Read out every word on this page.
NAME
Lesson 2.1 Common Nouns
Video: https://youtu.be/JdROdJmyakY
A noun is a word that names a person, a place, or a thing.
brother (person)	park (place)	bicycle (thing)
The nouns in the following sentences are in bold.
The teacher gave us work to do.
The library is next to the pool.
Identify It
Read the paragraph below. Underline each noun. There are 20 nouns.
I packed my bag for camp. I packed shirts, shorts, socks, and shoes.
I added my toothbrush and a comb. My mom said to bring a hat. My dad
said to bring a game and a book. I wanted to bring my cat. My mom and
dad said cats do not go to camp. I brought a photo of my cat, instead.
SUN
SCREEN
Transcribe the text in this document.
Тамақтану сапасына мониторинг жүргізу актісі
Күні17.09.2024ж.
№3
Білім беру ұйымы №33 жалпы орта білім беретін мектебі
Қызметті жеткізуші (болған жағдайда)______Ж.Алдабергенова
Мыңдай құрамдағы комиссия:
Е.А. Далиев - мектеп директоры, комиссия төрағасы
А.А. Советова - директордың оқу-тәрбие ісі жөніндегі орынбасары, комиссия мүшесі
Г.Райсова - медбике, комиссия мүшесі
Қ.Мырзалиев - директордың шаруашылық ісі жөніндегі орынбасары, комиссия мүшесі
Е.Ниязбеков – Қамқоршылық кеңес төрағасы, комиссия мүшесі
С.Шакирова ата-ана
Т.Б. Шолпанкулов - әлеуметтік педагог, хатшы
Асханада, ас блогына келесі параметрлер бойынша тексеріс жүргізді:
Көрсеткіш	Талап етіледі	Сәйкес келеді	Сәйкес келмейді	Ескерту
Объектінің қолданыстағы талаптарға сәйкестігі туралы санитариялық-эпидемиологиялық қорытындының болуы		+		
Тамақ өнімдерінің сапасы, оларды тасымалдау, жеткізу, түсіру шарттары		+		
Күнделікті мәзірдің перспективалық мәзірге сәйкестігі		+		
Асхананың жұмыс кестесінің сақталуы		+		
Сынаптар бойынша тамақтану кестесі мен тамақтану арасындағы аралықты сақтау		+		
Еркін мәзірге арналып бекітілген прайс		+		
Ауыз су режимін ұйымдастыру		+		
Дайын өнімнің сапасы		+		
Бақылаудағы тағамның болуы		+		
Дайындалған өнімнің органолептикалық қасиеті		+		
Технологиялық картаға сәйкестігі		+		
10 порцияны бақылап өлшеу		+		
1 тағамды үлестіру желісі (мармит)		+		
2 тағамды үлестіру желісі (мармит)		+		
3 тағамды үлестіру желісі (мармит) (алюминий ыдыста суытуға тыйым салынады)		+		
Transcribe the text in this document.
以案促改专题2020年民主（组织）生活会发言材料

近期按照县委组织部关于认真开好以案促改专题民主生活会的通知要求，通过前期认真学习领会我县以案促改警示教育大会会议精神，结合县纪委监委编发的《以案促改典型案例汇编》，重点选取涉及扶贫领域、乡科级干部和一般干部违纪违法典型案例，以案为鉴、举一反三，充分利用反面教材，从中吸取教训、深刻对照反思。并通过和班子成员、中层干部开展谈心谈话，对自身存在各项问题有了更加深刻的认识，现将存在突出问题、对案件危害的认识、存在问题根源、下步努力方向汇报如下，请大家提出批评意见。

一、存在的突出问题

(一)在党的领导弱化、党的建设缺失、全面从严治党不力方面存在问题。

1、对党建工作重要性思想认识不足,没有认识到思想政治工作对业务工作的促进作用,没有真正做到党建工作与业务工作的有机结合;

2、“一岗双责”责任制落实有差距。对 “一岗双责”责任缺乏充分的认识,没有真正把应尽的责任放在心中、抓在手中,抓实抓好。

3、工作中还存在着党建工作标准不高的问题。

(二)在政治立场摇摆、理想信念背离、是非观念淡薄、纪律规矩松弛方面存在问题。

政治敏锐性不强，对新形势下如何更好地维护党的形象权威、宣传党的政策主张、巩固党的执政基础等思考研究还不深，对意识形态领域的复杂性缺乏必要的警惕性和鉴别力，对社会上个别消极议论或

- - - - -

Repeat each of the entries above precisely as given.

Task output -
Read out every word on this page.
NAME
Lesson 2.1 Common Nouns
Video: https://youtu.be/JdROdJmyakY
A noun is a word that names a person, a place, or a thing.
brother (person)	park (place)	bicycle (thing)
The nouns in the following sentences are in bold.
The teacher gave us work to do.
The library is next to the pool.
Identify It
Read the paragraph below. Underline each noun. There are 20 nouns.
I packed my bag for camp. I packed shirts, shorts, socks, and shoes.
I added my toothbrush and a comb. My mom said to bring a hat. My dad
said to bring a game and a book. I wanted to bring my cat. My mom and
dad said cats do not go to camp. I brought a photo of my cat, instead.
SUN
SCREEN
Transcribe the text in this document.
Тамақтану сапасына мониторинг жүргізу актісі
Күні17.09.2024ж.
№3
Білім беру ұйымы №33 жалпы орта білім беретін мектебі
Қызметті жеткізуші (болған жағдайда)______Ж.Алдабергенова
Мыңдай құрамдағы комиссия:
Е.А. Далиев - мектеп директоры, комиссия төрағасы
А.А. Советова - директордың оқу-тәрбие ісі жөніндегі орынбасары, комиссия мүшесі
Г.Райсова - медбике, комиссия мүшесі
Қ.Мырзалиев - директордың шаруашылық ісі жөніндегі орынбасары, комиссия мүшесі
Е.Ниязбеков – Қамқоршылық кеңес төрағасы, комиссия мүшесі
С.Шакирова ата-ана
Т.Б. Шолпанкулов - әлеуметтік педагог, хатшы
Асханада, ас блогына келесі параметрлер бойынша тексеріс жүргізді:
Көрсеткіш	Талап етіледі	Сәйкес келеді	Сәйкес келмейді	Ескерту
Объектінің қолданыстағы талаптарға сәйкестігі туралы санитариялық-эпидемиологиялық қорытындының болуы		+		
Тамақ өнімдерінің сапасы, оларды тасымалдау, жеткізу, түсіру шарттары		+		
Күнделікті мәзірдің перспективалық мәзірге сәйкестігі		+		
Асхананың жұмыс кестесінің сақталуы		+		
Сынаптар бойынша тамақтану кестесі мен тамақтану арасындағы аралықты сақтау		+		
Еркін мәзірге арналып бекітілген прайс		+		
Ауыз су режимін ұйымдастыру		+		
Дайын өнімнің сапасы		+		
Бақылаудағы тағамның болуы		+		
Дайындалған өнімнің органолептикалық қасиеті		+		
Технологиялық картаға сәйкестігі		+		
10 порцияны бақылап өлшеу		+		
1 тағамды үлестіру желісі (мармит)		+		
2 тағамды үлестіру желісі (мармит)		+		
3 тағамды үлестіру желісі (мармит) (алюминий ыдыста суытуға тыйым салынады)		+		
Transcribe the text in this document.
以案促改专题2020年民主（组织）生活会发言材料

近期按照县委组织部关于认真开好以案促改专题民主生活会的通知要求，通过前期认真学习领会我县以案促改警示教育大会会议精神，结合县纪委监委编发的《以案促改典型案例汇编》，重点选取涉及扶贫领域、乡科级干部和一般干部违纪违法典型案例，以案为鉴、举一反三，充分利用反面教材，从中吸取教训、深刻对照反思。并通过和班子成员、中层干部开展谈心谈话，对自身存在各项问题有了更加深刻的认识，现将存在突出问题、对案件危害的认识、存在问题根源、下步努力方向汇报如下，请大家提出批评意见。

一、存在的突出问题

(一)在党的领导弱化、党的建设缺失、全面从严治党不力方面存在问题。

1、对党建工作重要性思想认识不足,没有认识到思想政治工作对业务工作的促进作用,没有真正做到党建工作与业务工作的有机结合;

2、“一岗双责”责任制落实有差距。对 “一岗双责”责任缺乏充分的认识,没有真正把应尽的责任放在心中、抓在手中,抓实抓好。

3、工作中还存在着党建工作标准不高的问题。

(二)在政治立场摇摆、理想信念背离、是非观念淡薄、纪律规矩松弛方面存在问题。

政治敏锐性不强，对新形势下如何更好地维护党的形象权威、宣传党的政策主张、巩固党的执政基础等思考研究还不深，对意识形态领域的复杂性缺乏必要的警惕性和鉴别力，对社会上个别消极议论或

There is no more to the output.